┏━━
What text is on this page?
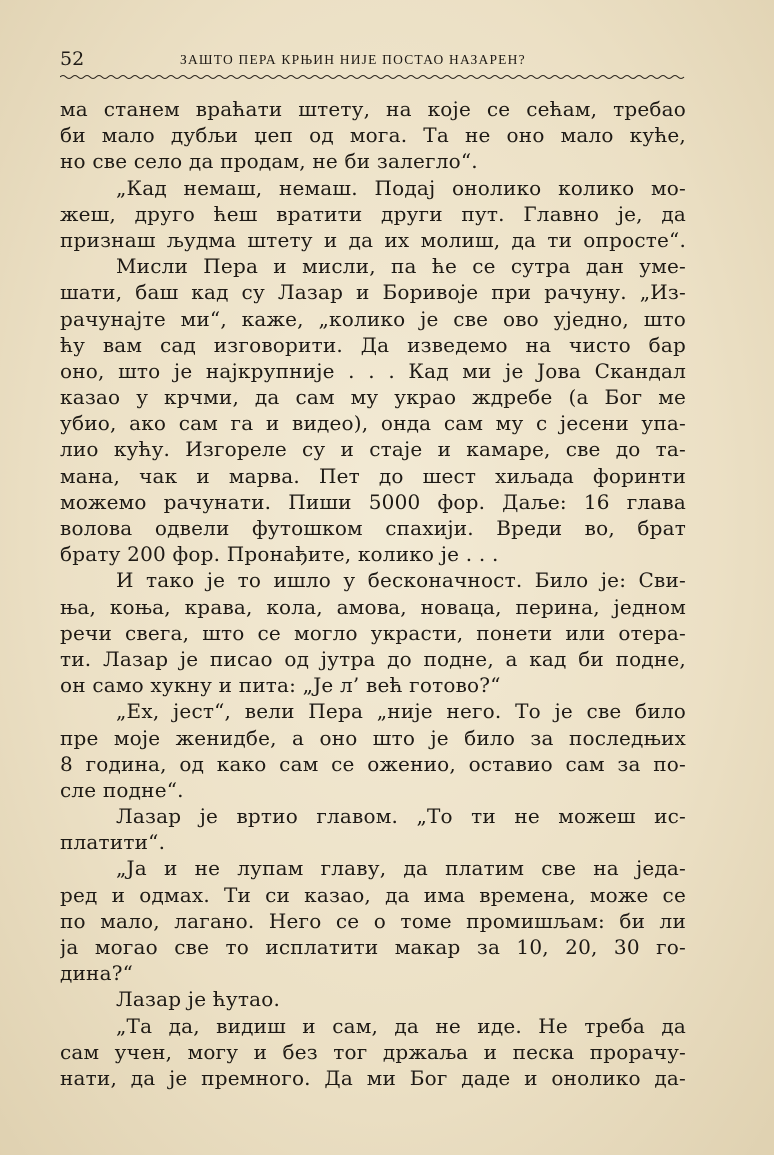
52	ЗАШТО ПЕРА КРЊИН НИЈЕ ПОСТАО НАЗАРЕН?
ма станем враћати штету, на које се сећам, требао
би мало дубљи џеп од мога. Та не оно мало куће,
но све село да продам, не би залегло“.
„Кад немаш, немаш. Подај онолико колико мо-
жеш, друго ћеш вратити други пут. Главно је, да
признаш људма штету и да их молиш, да ти опросте“.
Мисли Пера и мисли, па ће се сутра дан уме-
шати, баш кад су Лазар и Боривоје при рачуну. „Из-
рачунајте ми“, каже, „колико је све ово уједно, што
ћу вам сад изговорити. Да изведемо на чисто бар
оно, што је најкрупније . . . Кад ми је Јова Скандал
казао у крчми, да сам му украо ждребе (а Бог ме
убио, ако сам га и видео), онда сам му с јесени упа-
лио кућу. Изгореле су и стаје и камаре, све до та-
мана, чак и марва. Пет до шест хиљада форинти
можемо рачунати. Пиши 5000 фор. Даље: 16 глава
волова одвели футошком спахији. Вреди во, брат
брату 200 фор. Пронађите, колико је . . .
И тако је то ишло у бесконачност. Било је: Сви-
ња, коња, крава, кола, амова, новаца, перина, једном
речи свега, што се могло украсти, понети или отера-
ти. Лазар је писао од јутра до подне, а кад би подне,
он само хукну и пита: „Је л’ већ готово?“
„Ех, јест“, вели Пера „није него. То је све било
пре моје женидбе, а оно што је било за последњих
8 година, од како сам се оженио, оставио сам за по-
сле подне“.
Лазар је вртио главом. „То ти не можеш ис-
платити“.
„Ја и не лупам главу, да платим све на једа-
ред и одмах. Ти си казао, да има времена, може се
по мало, лагано. Него се о томе промишљам: би ли
ја могао све то исплатити макар за 10, 20, 30 го-
дина?“
Лазар је ћутао.
„Та да, видиш и сам, да не иде. Не треба да
сам учен, могу и без тог држаља и песка прорачу-
нати, да је премного. Да ми Бог даде и онолико да-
┗━━
In the data above, tally the lines holding "онолико" and answer with the figure only.

Result of this exercise
2